> Task objective:
Transcribe all the records with complete accuracy.

> Working data:
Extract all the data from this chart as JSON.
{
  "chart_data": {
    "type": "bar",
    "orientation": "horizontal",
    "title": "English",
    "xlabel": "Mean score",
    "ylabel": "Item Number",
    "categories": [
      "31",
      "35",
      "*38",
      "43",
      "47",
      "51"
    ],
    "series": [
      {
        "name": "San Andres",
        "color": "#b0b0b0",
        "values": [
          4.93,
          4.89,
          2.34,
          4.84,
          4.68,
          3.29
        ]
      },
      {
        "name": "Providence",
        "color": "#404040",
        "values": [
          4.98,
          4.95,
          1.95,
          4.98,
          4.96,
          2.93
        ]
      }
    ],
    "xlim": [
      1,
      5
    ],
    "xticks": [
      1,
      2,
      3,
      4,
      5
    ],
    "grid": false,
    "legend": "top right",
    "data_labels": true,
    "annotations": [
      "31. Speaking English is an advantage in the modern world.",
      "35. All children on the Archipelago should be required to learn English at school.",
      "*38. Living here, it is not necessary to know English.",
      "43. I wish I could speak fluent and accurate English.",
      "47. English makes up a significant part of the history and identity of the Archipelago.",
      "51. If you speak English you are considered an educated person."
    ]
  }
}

> Finished task:
Extract all the data from this chart as JSON.
{
  "chart_data": {
    "type": "bar",
    "orientation": "horizontal",
    "title": "English",
    "xlabel": "Mean score",
    "ylabel": "Item Number",
    "categories": [
      "31",
      "35",
      "*38",
      "43",
      "47",
      "51"
    ],
    "series": [
      {
        "name": "San Andres",
        "color": "#b0b0b0",
        "values": [
          4.93,
          4.89,
          2.34,
          4.84,
          4.68,
          3.29
        ]
      },
      {
        "name": "Providence",
        "color": "#404040",
        "values": [
          4.98,
          4.95,
          1.95,
          4.98,
          4.96,
          2.93
        ]
      }
    ],
    "xlim": [
      1,
      5
    ],
    "xticks": [
      1,
      2,
      3,
      4,
      5
    ],
    "grid": false,
    "legend": "top right",
    "data_labels": true,
    "annotations": [
      "31. Speaking English is an advantage in the modern world.",
      "35. All children on the Archipelago should be required to learn English at school.",
      "*38. Living here, it is not necessary to know English.",
      "43. I wish I could speak fluent and accurate English.",
      "47. English makes up a significant part of the history and identity of the Archipelago.",
      "51. If you speak English you are considered an educated person."
    ]
  }
}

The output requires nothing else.